━━ Given passage

Showing posts with label Culebra Sean. Show all posts
Showing posts with label Culebra Sean. Show all posts

Friday, July 30, 2010

Sean


Sean left us late this morning after a swift and unexpected severe infection. He had his son and brothers and Nancy with him. Everything I want to say just comes out in a burble of mess...so I'll use this instead, for now. More coherence soon, but for the moment, thank you W.H. Auden, and thanks to Mike Hurley for finding it first.

Stop all the clocks, cut off the telephone,
Prevent the dog from barking with a juicy bone,
Silence the pianos and with muffled drum
Bring out the coffin, let the mourners come.


Let aeroplanes circle moaning overhead
Scribbling on the sky the message He Is Dead,
Put crepe bows round the white necks of the public doves,
Let the traffic policemen wear black cotton gloves.


He was my North, my South, my East and West,
My working week and my Sunday rest,
My noon, my midnight, my talk, my song;
I thought that love would last for ever: I was wrong.


The stars are not wanted now: put out every one;
Pack up the moon and dismantle the sun;
Pour away the ocean and sweep up the wood.
For nothing now can ever come to any good.

So much of this, losing Sean to death, expresses how I, and I think many of us who loved him, feel. But unlike Mr. Auden, I can say that much will come to good, and that is part of having Sean in my world. He'd be seriously, oh so very seriously, pissed off if we who loved him went  with that last line of thought. Maybe a bit of Tennyson works in here.

Sunset and evening star,
And one clear call for me!
And may there be no moaning of the bar,
When I put out to sea,


But such a tide as moving seems asleep,
Too full for sound and foam,
When that which drew from out the boundless deep
Turns again home
.

Twilight and evening bell,
And after that the dark!

━━━━
━━ Information supplied

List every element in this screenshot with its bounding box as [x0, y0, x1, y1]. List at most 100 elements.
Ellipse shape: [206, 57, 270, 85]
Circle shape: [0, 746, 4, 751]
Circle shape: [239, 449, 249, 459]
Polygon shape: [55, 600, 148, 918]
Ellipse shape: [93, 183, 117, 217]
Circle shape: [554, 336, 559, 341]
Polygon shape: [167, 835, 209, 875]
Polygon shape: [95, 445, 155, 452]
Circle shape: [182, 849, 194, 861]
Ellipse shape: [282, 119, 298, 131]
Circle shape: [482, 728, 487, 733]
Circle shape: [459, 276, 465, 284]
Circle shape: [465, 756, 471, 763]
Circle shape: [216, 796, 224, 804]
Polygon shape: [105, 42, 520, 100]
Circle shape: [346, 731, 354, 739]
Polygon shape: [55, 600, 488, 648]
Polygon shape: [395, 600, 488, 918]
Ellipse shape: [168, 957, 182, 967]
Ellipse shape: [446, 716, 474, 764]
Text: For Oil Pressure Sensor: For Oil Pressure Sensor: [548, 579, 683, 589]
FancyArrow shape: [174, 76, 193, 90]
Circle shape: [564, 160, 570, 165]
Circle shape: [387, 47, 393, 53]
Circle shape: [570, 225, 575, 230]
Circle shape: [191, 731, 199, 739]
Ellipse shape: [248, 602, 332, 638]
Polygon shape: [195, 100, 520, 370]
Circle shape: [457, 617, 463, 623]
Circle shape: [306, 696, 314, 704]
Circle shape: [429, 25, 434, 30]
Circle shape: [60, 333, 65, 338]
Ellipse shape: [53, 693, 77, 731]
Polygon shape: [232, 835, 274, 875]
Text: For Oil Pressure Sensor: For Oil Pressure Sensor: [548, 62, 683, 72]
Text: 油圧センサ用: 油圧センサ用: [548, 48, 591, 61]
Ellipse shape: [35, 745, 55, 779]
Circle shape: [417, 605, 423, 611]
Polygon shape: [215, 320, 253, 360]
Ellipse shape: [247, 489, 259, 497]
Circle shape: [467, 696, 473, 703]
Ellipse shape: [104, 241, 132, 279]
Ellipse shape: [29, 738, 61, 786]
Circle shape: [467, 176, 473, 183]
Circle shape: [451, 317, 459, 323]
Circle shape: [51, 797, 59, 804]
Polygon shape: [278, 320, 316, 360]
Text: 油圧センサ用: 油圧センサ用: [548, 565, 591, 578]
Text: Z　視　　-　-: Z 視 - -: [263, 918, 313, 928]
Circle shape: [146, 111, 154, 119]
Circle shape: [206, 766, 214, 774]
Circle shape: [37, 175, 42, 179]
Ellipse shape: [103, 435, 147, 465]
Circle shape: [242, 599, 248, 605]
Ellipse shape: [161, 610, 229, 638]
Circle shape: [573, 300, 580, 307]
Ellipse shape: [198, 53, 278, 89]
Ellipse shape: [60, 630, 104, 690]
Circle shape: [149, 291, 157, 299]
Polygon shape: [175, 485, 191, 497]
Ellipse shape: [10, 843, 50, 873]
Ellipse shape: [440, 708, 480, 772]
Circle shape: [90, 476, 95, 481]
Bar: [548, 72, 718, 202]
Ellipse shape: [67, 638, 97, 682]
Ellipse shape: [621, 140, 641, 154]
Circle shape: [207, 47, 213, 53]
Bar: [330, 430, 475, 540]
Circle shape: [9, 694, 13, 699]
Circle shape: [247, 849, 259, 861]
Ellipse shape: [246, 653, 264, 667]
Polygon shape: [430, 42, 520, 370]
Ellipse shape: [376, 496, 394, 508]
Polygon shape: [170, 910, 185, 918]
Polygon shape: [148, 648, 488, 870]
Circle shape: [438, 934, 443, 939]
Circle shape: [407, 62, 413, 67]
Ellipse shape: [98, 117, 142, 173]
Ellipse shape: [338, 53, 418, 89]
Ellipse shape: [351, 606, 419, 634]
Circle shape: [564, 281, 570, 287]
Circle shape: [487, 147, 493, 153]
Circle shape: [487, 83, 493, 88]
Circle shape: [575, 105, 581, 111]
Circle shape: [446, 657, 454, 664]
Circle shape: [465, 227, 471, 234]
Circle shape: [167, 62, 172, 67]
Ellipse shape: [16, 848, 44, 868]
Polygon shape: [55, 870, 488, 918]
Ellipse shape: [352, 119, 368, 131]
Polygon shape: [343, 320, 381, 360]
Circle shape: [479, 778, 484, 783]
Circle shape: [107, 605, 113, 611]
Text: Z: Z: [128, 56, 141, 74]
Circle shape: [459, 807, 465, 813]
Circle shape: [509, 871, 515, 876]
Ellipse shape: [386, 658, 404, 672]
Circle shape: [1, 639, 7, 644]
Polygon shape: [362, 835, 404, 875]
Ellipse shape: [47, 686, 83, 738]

━━━━

▶ _Check your understanding_
- 1) According to the blog post about Sean, who was with him when he died?
- 2) Summarize the blog post about Sean in two sentences.
- 3) List every person the blog post about Sean mentions by name.
The records have no connection to the text.

▶ _Expected responses_
- 1) His son, his brothers, and Nancy.

- 2) The writer reports that Sean died late this morning after a swift and unexpected severe infection, with his son, brothers, and Nancy beside him, and offers a W.H. Auden poem in place of their own words, thanking Mike Hurley for finding it first. The writer says the poem expresses how many who loved Sean feel, but unlike Auden insists that much will come to good, since Sean would be very angry if they followed that last line, and then quotes Tennyson.

- 3)
- Sean
- Nancy
- W.H. Auden
- Mike Hurley
- Tennyson